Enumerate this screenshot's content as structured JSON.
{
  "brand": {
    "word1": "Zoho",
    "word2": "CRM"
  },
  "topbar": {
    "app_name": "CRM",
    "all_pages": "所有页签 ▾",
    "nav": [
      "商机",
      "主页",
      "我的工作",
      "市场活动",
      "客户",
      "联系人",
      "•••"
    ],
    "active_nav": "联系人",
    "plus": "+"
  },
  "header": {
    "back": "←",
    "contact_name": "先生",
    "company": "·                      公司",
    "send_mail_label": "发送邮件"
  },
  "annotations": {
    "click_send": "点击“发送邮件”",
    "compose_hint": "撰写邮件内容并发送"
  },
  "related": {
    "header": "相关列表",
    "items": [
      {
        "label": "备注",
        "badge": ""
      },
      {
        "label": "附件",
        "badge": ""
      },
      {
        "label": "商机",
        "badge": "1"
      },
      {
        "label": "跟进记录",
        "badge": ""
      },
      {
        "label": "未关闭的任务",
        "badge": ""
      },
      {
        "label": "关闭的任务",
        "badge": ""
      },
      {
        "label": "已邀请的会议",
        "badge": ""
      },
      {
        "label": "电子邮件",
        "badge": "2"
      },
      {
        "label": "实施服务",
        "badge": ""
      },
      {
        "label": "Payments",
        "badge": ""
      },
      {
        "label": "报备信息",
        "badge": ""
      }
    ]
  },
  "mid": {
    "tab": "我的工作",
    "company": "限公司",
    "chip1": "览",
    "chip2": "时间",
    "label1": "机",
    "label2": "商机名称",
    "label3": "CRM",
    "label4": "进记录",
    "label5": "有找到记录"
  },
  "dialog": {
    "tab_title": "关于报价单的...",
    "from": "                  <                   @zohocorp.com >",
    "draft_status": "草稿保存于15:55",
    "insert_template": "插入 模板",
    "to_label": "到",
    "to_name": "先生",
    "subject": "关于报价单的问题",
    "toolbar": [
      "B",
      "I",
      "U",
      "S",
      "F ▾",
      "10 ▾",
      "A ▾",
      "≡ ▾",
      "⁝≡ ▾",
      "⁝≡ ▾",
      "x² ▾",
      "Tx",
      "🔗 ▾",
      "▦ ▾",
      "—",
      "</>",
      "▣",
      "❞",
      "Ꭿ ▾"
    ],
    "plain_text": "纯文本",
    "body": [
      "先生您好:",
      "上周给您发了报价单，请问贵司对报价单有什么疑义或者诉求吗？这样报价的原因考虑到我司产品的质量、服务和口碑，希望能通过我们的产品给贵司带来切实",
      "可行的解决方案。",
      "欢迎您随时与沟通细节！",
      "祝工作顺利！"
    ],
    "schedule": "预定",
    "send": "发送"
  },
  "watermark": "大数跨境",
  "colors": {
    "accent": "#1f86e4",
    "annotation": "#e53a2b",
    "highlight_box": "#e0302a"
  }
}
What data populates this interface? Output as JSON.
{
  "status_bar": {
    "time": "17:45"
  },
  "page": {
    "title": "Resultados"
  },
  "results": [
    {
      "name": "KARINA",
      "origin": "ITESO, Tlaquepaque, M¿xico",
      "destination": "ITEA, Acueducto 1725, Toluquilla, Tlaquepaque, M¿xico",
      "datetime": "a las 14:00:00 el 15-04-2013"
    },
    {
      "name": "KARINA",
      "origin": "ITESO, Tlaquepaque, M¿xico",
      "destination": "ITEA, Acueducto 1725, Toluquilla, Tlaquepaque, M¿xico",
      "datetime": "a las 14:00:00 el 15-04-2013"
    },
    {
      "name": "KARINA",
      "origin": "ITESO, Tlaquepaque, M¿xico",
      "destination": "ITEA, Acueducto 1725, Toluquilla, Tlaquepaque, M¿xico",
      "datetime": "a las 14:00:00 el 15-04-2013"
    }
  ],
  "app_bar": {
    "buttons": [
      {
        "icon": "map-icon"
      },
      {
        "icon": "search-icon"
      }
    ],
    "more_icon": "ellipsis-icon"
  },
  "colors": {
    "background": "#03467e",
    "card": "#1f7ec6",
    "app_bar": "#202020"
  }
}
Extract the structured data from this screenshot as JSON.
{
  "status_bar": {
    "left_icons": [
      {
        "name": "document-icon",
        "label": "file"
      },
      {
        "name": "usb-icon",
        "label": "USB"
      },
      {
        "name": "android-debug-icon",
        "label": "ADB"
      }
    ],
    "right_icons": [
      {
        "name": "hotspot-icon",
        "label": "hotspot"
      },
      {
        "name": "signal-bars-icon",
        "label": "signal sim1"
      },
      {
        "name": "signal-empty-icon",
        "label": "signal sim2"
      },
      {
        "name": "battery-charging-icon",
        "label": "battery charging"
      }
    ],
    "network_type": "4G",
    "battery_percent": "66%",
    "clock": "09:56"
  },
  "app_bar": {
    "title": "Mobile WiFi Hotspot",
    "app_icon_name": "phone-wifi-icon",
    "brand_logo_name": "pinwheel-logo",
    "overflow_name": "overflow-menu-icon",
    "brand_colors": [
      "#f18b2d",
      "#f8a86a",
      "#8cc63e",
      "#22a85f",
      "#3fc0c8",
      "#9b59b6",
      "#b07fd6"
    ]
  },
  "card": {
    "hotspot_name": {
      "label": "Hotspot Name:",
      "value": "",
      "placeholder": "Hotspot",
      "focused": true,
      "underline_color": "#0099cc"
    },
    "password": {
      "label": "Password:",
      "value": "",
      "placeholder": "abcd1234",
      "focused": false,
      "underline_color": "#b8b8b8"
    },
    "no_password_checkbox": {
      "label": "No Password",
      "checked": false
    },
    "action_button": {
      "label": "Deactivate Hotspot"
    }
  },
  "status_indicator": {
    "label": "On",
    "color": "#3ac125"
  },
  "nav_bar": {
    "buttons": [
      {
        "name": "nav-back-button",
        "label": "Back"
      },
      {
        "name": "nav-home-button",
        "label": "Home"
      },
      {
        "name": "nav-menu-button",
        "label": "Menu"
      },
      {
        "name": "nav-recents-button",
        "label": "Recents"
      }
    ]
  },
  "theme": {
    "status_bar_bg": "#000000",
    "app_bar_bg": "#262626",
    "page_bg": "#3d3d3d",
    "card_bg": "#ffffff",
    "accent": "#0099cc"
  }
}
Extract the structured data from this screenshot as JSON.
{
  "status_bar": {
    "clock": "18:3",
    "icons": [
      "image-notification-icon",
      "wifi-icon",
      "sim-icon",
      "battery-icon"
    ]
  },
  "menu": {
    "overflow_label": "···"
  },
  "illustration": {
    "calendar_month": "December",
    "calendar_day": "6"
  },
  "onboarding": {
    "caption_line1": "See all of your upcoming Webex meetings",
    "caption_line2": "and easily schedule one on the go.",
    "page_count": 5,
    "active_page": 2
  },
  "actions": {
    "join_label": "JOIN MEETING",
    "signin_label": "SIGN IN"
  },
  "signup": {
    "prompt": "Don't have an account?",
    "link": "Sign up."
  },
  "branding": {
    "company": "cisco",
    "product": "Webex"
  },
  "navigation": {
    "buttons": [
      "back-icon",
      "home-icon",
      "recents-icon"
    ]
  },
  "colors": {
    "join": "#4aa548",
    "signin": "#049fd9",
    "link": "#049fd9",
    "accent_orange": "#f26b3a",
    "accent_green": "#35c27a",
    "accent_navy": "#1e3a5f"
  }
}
○ ○ ○ ○
GOAL –
Output the records verbatim, from the first line to the last.

EXERCISE RESULT –
Enumerate this screenshot's content as structured JSON.
{
  "brand": {
    "word1": "Zoho",
    "word2": "CRM"
  },
  "topbar": {
    "app_name": "CRM",
    "all_pages": "所有页签 ▾",
    "nav": [
      "商机",
      "主页",
      "我的工作",
      "市场活动",
      "客户",
      "联系人",
      "•••"
    ],
    "active_nav": "联系人",
    "plus": "+"
  },
  "header": {
    "back": "←",
    "contact_name": "先生",
    "company": "·                      公司",
    "send_mail_label": "发送邮件"
  },
  "annotations": {
    "click_send": "点击“发送邮件”",
    "compose_hint": "撰写邮件内容并发送"
  },
  "related": {
    "header": "相关列表",
    "items": [
      {
        "label": "备注",
        "badge": ""
      },
      {
        "label": "附件",
        "badge": ""
      },
      {
        "label": "商机",
        "badge": "1"
      },
      {
        "label": "跟进记录",
        "badge": ""
      },
      {
        "label": "未关闭的任务",
        "badge": ""
      },
      {
        "label": "关闭的任务",
        "badge": ""
      },
      {
        "label": "已邀请的会议",
        "badge": ""
      },
      {
        "label": "电子邮件",
        "badge": "2"
      },
      {
        "label": "实施服务",
        "badge": ""
      },
      {
        "label": "Payments",
        "badge": ""
      },
      {
        "label": "报备信息",
        "badge": ""
      }
    ]
  },
  "mid": {
    "tab": "我的工作",
    "company": "限公司",
    "chip1": "览",
    "chip2": "时间",
    "label1": "机",
    "label2": "商机名称",
    "label3": "CRM",
    "label4": "进记录",
    "label5": "有找到记录"
  },
  "dialog": {
    "tab_title": "关于报价单的...",
    "from": "                  <                   @zohocorp.com >",
    "draft_status": "草稿保存于15:55",
    "insert_template": "插入 模板",
    "to_label": "到",
    "to_name": "先生",
    "subject": "关于报价单的问题",
    "toolbar": [
      "B",
      "I",
      "U",
      "S",
      "F ▾",
      "10 ▾",
      "A ▾",
      "≡ ▾",
      "⁝≡ ▾",
      "⁝≡ ▾",
      "x² ▾",
      "Tx",
      "🔗 ▾",
      "▦ ▾",
      "—",
      "</>",
      "▣",
      "❞",
      "Ꭿ ▾"
    ],
    "plain_text": "纯文本",
    "body": [
      "先生您好:",
      "上周给您发了报价单，请问贵司对报价单有什么疑义或者诉求吗？这样报价的原因考虑到我司产品的质量、服务和口碑，希望能通过我们的产品给贵司带来切实",
      "可行的解决方案。",
      "欢迎您随时与沟通细节！",
      "祝工作顺利！"
    ],
    "schedule": "预定",
    "send": "发送"
  },
  "watermark": "大数跨境",
  "colors": {
    "accent": "#1f86e4",
    "annotation": "#e53a2b",
    "highlight_box": "#e0302a"
  }
}
What data populates this interface? Output as JSON.
{
  "status_bar": {
    "time": "17:45"
  },
  "page": {
    "title": "Resultados"
  },
  "results": [
    {
      "name": "KARINA",
      "origin": "ITESO, Tlaquepaque, M¿xico",
      "destination": "ITEA, Acueducto 1725, Toluquilla, Tlaquepaque, M¿xico",
      "datetime": "a las 14:00:00 el 15-04-2013"
    },
    {
      "name": "KARINA",
      "origin": "ITESO, Tlaquepaque, M¿xico",
      "destination": "ITEA, Acueducto 1725, Toluquilla, Tlaquepaque, M¿xico",
      "datetime": "a las 14:00:00 el 15-04-2013"
    },
    {
      "name": "KARINA",
      "origin": "ITESO, Tlaquepaque, M¿xico",
      "destination": "ITEA, Acueducto 1725, Toluquilla, Tlaquepaque, M¿xico",
      "datetime": "a las 14:00:00 el 15-04-2013"
    }
  ],
  "app_bar": {
    "buttons": [
      {
        "icon": "map-icon"
      },
      {
        "icon": "search-icon"
      }
    ],
    "more_icon": "ellipsis-icon"
  },
  "colors": {
    "background": "#03467e",
    "card": "#1f7ec6",
    "app_bar": "#202020"
  }
}
Extract the structured data from this screenshot as JSON.
{
  "status_bar": {
    "left_icons": [
      {
        "name": "document-icon",
        "label": "file"
      },
      {
        "name": "usb-icon",
        "label": "USB"
      },
      {
        "name": "android-debug-icon",
        "label": "ADB"
      }
    ],
    "right_icons": [
      {
        "name": "hotspot-icon",
        "label": "hotspot"
      },
      {
        "name": "signal-bars-icon",
        "label": "signal sim1"
      },
      {
        "name": "signal-empty-icon",
        "label": "signal sim2"
      },
      {
        "name": "battery-charging-icon",
        "label": "battery charging"
      }
    ],
    "network_type": "4G",
    "battery_percent": "66%",
    "clock": "09:56"
  },
  "app_bar": {
    "title": "Mobile WiFi Hotspot",
    "app_icon_name": "phone-wifi-icon",
    "brand_logo_name": "pinwheel-logo",
    "overflow_name": "overflow-menu-icon",
    "brand_colors": [
      "#f18b2d",
      "#f8a86a",
      "#8cc63e",
      "#22a85f",
      "#3fc0c8",
      "#9b59b6",
      "#b07fd6"
    ]
  },
  "card": {
    "hotspot_name": {
      "label": "Hotspot Name:",
      "value": "",
      "placeholder": "Hotspot",
      "focused": true,
      "underline_color": "#0099cc"
    },
    "password": {
      "label": "Password:",
      "value": "",
      "placeholder": "abcd1234",
      "focused": false,
      "underline_color": "#b8b8b8"
    },
    "no_password_checkbox": {
      "label": "No Password",
      "checked": false
    },
    "action_button": {
      "label": "Deactivate Hotspot"
    }
  },
  "status_indicator": {
    "label": "On",
    "color": "#3ac125"
  },
  "nav_bar": {
    "buttons": [
      {
        "name": "nav-back-button",
        "label": "Back"
      },
      {
        "name": "nav-home-button",
        "label": "Home"
      },
      {
        "name": "nav-menu-button",
        "label": "Menu"
      },
      {
        "name": "nav-recents-button",
        "label": "Recents"
      }
    ]
  },
  "theme": {
    "status_bar_bg": "#000000",
    "app_bar_bg": "#262626",
    "page_bg": "#3d3d3d",
    "card_bg": "#ffffff",
    "accent": "#0099cc"
  }
}
Extract the structured data from this screenshot as JSON.
{
  "status_bar": {
    "clock": "18:3",
    "icons": [
      "image-notification-icon",
      "wifi-icon",
      "sim-icon",
      "battery-icon"
    ]
  },
  "menu": {
    "overflow_label": "···"
  },
  "illustration": {
    "calendar_month": "December",
    "calendar_day": "6"
  },
  "onboarding": {
    "caption_line1": "See all of your upcoming Webex meetings",
    "caption_line2": "and easily schedule one on the go.",
    "page_count": 5,
    "active_page": 2
  },
  "actions": {
    "join_label": "JOIN MEETING",
    "signin_label": "SIGN IN"
  },
  "signup": {
    "prompt": "Don't have an account?",
    "link": "Sign up."
  },
  "branding": {
    "company": "cisco",
    "product": "Webex"
  },
  "navigation": {
    "buttons": [
      "back-icon",
      "home-icon",
      "recents-icon"
    ]
  },
  "colors": {
    "join": "#4aa548",
    "signin": "#049fd9",
    "link": "#049fd9",
    "accent_orange": "#f26b3a",
    "accent_green": "#35c27a",
    "accent_navy": "#1e3a5f"
  }
}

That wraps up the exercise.